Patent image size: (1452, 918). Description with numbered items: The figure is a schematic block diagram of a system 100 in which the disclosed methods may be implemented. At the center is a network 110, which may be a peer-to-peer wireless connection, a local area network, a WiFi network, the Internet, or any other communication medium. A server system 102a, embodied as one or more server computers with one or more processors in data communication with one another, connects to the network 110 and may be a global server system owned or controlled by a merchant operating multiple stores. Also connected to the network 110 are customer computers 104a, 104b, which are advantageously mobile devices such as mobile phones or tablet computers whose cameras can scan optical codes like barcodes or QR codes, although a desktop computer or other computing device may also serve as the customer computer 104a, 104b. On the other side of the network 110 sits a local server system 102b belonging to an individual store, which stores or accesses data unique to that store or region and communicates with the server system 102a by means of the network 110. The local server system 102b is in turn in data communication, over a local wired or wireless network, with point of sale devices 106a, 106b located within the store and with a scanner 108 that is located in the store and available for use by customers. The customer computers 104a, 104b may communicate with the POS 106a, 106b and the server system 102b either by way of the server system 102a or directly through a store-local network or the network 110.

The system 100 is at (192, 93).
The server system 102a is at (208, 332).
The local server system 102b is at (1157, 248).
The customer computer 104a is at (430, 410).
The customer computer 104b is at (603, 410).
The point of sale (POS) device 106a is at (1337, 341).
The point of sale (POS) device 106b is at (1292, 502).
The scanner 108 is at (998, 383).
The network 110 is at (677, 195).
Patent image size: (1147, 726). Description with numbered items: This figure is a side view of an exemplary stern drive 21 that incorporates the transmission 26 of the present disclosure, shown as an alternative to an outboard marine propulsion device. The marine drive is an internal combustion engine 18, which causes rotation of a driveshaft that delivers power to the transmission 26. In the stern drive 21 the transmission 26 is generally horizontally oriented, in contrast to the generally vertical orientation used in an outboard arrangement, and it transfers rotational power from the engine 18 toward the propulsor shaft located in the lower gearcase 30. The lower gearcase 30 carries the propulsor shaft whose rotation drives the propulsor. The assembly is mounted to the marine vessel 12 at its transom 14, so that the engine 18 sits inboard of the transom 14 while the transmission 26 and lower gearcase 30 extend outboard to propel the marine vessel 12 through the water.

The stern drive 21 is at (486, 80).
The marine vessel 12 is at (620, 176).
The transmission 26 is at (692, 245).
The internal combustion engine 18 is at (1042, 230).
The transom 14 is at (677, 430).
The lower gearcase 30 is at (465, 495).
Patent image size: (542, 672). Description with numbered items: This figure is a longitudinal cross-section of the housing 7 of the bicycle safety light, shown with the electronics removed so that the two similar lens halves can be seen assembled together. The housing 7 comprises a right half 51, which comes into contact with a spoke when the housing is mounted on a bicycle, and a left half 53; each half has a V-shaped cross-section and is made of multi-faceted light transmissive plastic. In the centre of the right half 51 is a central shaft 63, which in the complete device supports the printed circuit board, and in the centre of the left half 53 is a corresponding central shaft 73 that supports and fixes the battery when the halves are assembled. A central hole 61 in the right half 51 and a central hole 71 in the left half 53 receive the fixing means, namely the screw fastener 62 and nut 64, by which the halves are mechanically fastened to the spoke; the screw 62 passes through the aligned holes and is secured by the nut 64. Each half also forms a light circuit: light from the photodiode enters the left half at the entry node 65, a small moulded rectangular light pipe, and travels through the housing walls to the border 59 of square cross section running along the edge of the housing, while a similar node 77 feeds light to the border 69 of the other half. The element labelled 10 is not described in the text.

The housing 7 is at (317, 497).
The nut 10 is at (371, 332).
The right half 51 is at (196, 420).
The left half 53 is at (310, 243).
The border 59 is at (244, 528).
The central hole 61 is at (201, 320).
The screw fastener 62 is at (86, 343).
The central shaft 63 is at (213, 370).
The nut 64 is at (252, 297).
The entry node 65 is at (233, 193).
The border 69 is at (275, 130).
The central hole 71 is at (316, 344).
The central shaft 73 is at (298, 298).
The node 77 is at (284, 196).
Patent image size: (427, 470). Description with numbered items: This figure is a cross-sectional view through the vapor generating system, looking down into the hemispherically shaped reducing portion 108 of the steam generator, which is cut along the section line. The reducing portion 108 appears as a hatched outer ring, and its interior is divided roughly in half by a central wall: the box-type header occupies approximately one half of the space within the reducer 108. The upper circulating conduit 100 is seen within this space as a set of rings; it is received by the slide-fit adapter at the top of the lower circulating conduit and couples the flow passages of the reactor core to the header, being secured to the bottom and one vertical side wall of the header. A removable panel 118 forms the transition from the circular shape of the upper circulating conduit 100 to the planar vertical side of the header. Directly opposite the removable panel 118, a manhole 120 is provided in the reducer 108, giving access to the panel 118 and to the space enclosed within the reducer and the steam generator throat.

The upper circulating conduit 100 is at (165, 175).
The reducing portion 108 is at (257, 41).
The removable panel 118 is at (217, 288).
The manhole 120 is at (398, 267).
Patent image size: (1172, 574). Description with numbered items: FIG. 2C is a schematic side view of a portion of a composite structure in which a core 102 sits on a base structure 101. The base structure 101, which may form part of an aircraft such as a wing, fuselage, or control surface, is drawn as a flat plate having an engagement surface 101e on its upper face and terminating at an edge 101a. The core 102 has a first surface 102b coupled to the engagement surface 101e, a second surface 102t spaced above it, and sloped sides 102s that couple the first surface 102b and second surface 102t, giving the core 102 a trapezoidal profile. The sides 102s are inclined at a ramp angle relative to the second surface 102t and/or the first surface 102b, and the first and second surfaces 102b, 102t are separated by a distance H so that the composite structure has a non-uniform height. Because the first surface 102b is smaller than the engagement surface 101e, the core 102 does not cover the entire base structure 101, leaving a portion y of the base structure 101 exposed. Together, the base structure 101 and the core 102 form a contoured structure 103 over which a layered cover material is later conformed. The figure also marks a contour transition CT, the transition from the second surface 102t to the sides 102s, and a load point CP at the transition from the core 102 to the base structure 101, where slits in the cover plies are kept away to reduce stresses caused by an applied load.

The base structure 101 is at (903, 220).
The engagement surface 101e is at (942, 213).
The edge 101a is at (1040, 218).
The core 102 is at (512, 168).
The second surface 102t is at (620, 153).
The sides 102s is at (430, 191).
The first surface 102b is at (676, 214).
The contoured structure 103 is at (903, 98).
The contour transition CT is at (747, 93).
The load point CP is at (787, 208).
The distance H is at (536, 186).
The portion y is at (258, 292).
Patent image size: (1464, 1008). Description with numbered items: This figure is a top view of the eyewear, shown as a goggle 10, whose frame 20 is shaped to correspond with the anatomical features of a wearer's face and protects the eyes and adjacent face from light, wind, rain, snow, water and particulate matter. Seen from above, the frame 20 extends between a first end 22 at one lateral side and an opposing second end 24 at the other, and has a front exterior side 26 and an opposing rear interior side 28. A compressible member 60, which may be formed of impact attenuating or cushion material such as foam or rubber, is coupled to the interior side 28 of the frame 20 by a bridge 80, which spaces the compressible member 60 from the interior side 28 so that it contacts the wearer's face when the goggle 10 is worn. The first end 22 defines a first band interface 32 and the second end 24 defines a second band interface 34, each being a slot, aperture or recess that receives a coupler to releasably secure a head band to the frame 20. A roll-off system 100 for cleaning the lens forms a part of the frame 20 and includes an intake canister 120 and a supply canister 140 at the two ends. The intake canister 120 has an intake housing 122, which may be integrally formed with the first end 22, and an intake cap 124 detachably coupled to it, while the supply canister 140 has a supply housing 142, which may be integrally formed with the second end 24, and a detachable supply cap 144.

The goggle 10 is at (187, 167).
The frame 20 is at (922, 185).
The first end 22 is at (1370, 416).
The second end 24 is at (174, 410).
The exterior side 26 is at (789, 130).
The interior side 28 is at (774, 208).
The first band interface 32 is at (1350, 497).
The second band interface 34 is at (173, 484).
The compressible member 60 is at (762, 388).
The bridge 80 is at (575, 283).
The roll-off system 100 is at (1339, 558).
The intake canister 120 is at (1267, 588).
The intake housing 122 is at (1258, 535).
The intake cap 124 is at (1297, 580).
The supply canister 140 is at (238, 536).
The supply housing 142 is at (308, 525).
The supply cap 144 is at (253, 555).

********************

» **WRITTEN PROBLEM**
Reproduce the records above line for line, from the one containing "Patent image size: (542, 672)." through the one containing "The node 77 is at (284, 196).", including both of those lines.

» **THE OUTPUT**
Patent image size: (542, 672). Description with numbered items: This figure is a longitudinal cross-section of the housing 7 of the bicycle safety light, shown with the electronics removed so that the two similar lens halves can be seen assembled together. The housing 7 comprises a right half 51, which comes into contact with a spoke when the housing is mounted on a bicycle, and a left half 53; each half has a V-shaped cross-section and is made of multi-faceted light transmissive plastic. In the centre of the right half 51 is a central shaft 63, which in the complete device supports the printed circuit board, and in the centre of the left half 53 is a corresponding central shaft 73 that supports and fixes the battery when the halves are assembled. A central hole 61 in the right half 51 and a central hole 71 in the left half 53 receive the fixing means, namely the screw fastener 62 and nut 64, by which the halves are mechanically fastened to the spoke; the screw 62 passes through the aligned holes and is secured by the nut 64. Each half also forms a light circuit: light from the photodiode enters the left half at the entry node 65, a small moulded rectangular light pipe, and travels through the housing walls to the border 59 of square cross section running along the edge of the housing, while a similar node 77 feeds light to the border 69 of the other half. The element labelled 10 is not described in the text.

The housing 7 is at (317, 497).
The nut 10 is at (371, 332).
The right half 51 is at (196, 420).
The left half 53 is at (310, 243).
The border 59 is at (244, 528).
The central hole 61 is at (201, 320).
The screw fastener 62 is at (86, 343).
The central shaft 63 is at (213, 370).
The nut 64 is at (252, 297).
The entry node 65 is at (233, 193).
The border 69 is at (275, 130).
The central hole 71 is at (316, 344).
The central shaft 73 is at (298, 298).
The node 77 is at (284, 196).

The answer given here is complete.